* BEGIN RECORDS *
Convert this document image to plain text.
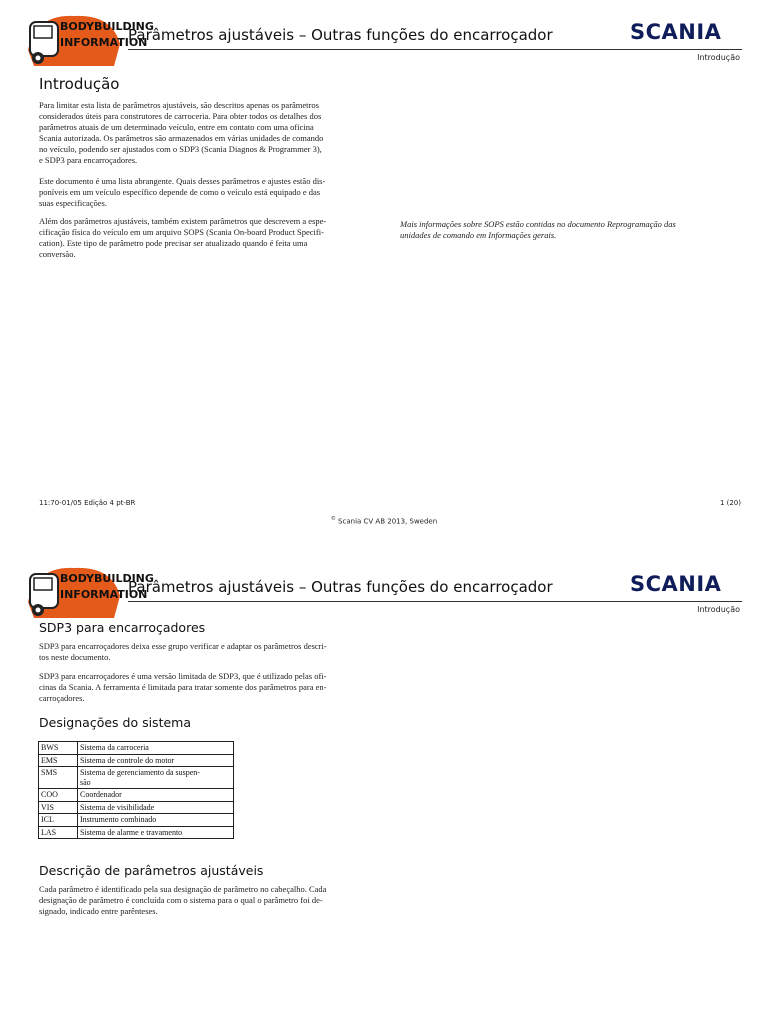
BODYBUILDING
INFORMATION
Parâmetros ajustáveis – Outras funções do encarroçador	SCANIA
Introdução
Introdução
Para limitar esta lista de parâmetros ajustáveis, são descritos apenas os parâmetros
considerados úteis para construtores de carroceria. Para obter todos os detalhes dos
parâmetros atuais de um determinado veículo, entre em contato com uma oficina
Scania autorizada. Os parâmetros são armazenados em várias unidades de comando
no veículo, podendo ser ajustados com o SDP3 (Scania Diagnos & Programmer 3),
e SDP3 para encarroçadores.
Este documento é uma lista abrangente. Quais desses parâmetros e ajustes estão dis-
poníveis em um veículo específico depende de como o veículo está equipado e das
suas especificações.
Além dos parâmetros ajustáveis, também existem parâmetros que descrevem a espe-
cificação física do veículo em um arquivo SOPS (Scania On-board Product Specifi-
cation). Este tipo de parâmetro pode precisar ser atualizado quando é feita uma
conversão.
Mais informações sobre SOPS estão contidas no documento Reprogramação das
unidades de comando em Informações gerais.
11:70-01/05 Edição 4 pt-BR	1 (20)
© Scania CV AB 2013, Sweden
BODYBUILDING
INFORMATION
Parâmetros ajustáveis – Outras funções do encarroçador	SCANIA
Introdução
SDP3 para encarroçadores
SDP3 para encarroçadores deixa esse grupo verificar e adaptar os parâmetros descri-
tos neste documento.
SDP3 para encarroçadores é uma versão limitada de SDP3, que é utilizado pelas ofi-
cinas da Scania. A ferramenta é limitada para tratar somente dos parâmetros para en-
carroçadores.
Designações do sistema
BWS	Sistema da carroceria
EMS	Sistema de controle do motor
SMS	Sistema de gerenciamento da suspen-
são

COO	Coordenador
VIS	Sistema de visibilidade
ICL	Instrumento combinado
LAS	Sistema de alarme e travamento
Descrição de parâmetros ajustáveis
Cada parâmetro é identificado pela sua designação de parâmetro no cabeçalho. Cada
designação de parâmetro é concluída com o sistema para o qual o parâmetro foi de-
signado, indicado entre parênteses.
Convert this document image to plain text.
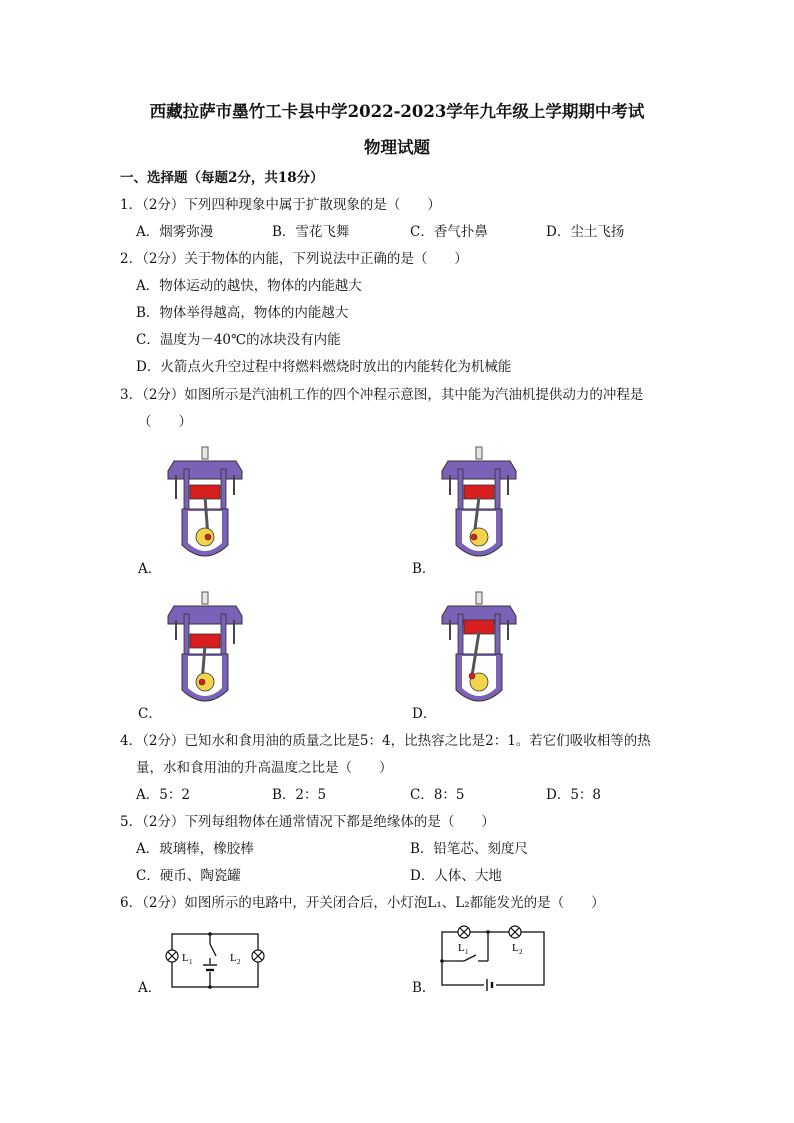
西藏拉萨市墨竹工卡县中学2022-2023学年九年级上学期期中考试
物理试题
一、选择题（每题2分，共18分）
1．（2分）下列四种现象中属于扩散现象的是（　　）
A．烟雾弥漫	B．雪花飞舞	C．香气扑鼻	D．尘土飞扬
2．（2分）关于物体的内能，下列说法中正确的是（　　）
A．物体运动的越快，物体的内能越大
B．物体举得越高，物体的内能越大
C．温度为－40℃的冰块没有内能
D．火箭点火升空过程中将燃料燃烧时放出的内能转化为机械能
3．（2分）如图所示是汽油机工作的四个冲程示意图，其中能为汽油机提供动力的冲程是
（　　）
A．	B．
C．	D．
4．（2分）已知水和食用油的质量之比是5：4，比热容之比是2：1。若它们吸收相等的热
量，水和食用油的升高温度之比是（　　）
A．5：2	B．2：5	C．8：5	D．5：8
5．（2分）下列每组物体在通常情况下都是绝缘体的是（　　）
A．玻璃棒，橡胶棒	B．铅笔芯、刻度尺
C．硬币、陶瓷罐	D．人体、大地
6．（2分）如图所示的电路中，开关闭合后，小灯泡L₁、L₂都能发光的是（　　）
L 1	L 2
L 1	L 2
A．	B．
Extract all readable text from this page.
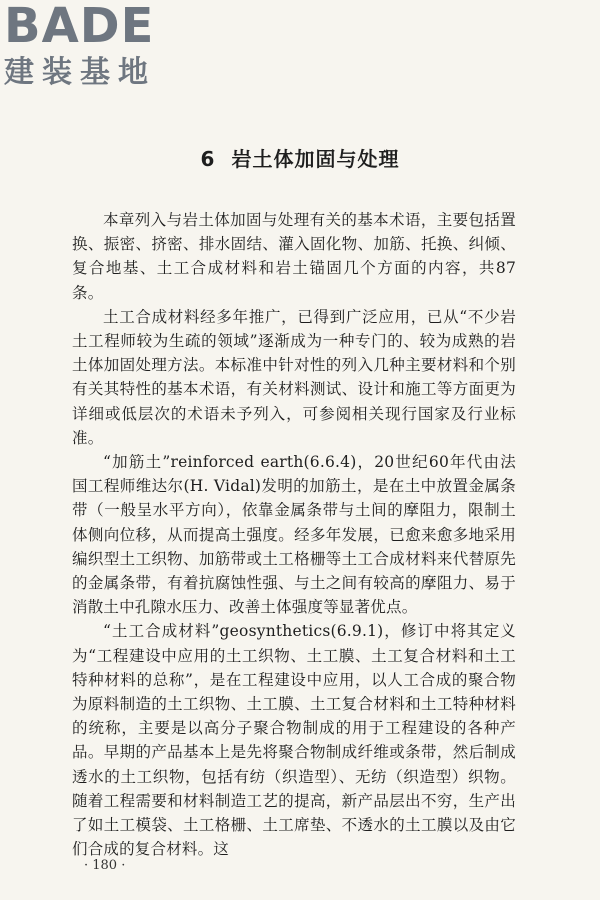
BADE
建装基地
6 岩土体加固与处理

本章列入与岩土体加固与处理有关的基本术语，主要包括置换、振密、挤密、排水固结、灌入固化物、加筋、托换、纠倾、复合地基、土工合成材料和岩土锚固几个方面的内容，共87条。

土工合成材料经多年推广，已得到广泛应用，已从“不少岩土工程师较为生疏的领域”逐渐成为一种专门的、较为成熟的岩土体加固处理方法。本标准中针对性的列入几种主要材料和个别有关其特性的基本术语，有关材料测试、设计和施工等方面更为详细或低层次的术语未予列入，可参阅相关现行国家及行业标准。

“加筋土”reinforced earth(6.6.4)，20世纪60年代由法国工程师维达尔(H. Vidal)发明的加筋土，是在土中放置金属条带（一般呈水平方向），依靠金属条带与土间的摩阻力，限制土体侧向位移，从而提高土强度。经多年发展，已愈来愈多地采用编织型土工织物、加筋带或土工格栅等土工合成材料来代替原先的金属条带，有着抗腐蚀性强、与土之间有较高的摩阻力、易于消散土中孔隙水压力、改善土体强度等显著优点。

“土工合成材料”geosynthetics(6.9.1)，修订中将其定义为“工程建设中应用的土工织物、土工膜、土工复合材料和土工特种材料的总称”，是在工程建设中应用，以人工合成的聚合物为原料制造的土工织物、土工膜、土工复合材料和土工特种材料的统称，主要是以高分子聚合物制成的用于工程建设的各种产品。早期的产品基本上是先将聚合物制成纤维或条带，然后制成透水的土工织物，包括有纺（织造型）、无纺（织造型）织物。随着工程需要和材料制造工艺的提高，新产品层出不穷，生产出了如土工模袋、土工格栅、土工席垫、不透水的土工膜以及由它们合成的复合材料。这

· 180 ·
* END RECORDS *
Copy each line of the preceding data that contains the string "veículo".

• **PROBLEM SOLUTION**:
parâmetros atuais de um determinado veículo, entre em contato com uma oficina
no veículo, podendo ser ajustados com o SDP3 (Scania Diagnos & Programmer 3),
poníveis em um veículo específico depende de como o veículo está equipado e das
cificação física do veículo em um arquivo SOPS (Scania On-board Product Specifi-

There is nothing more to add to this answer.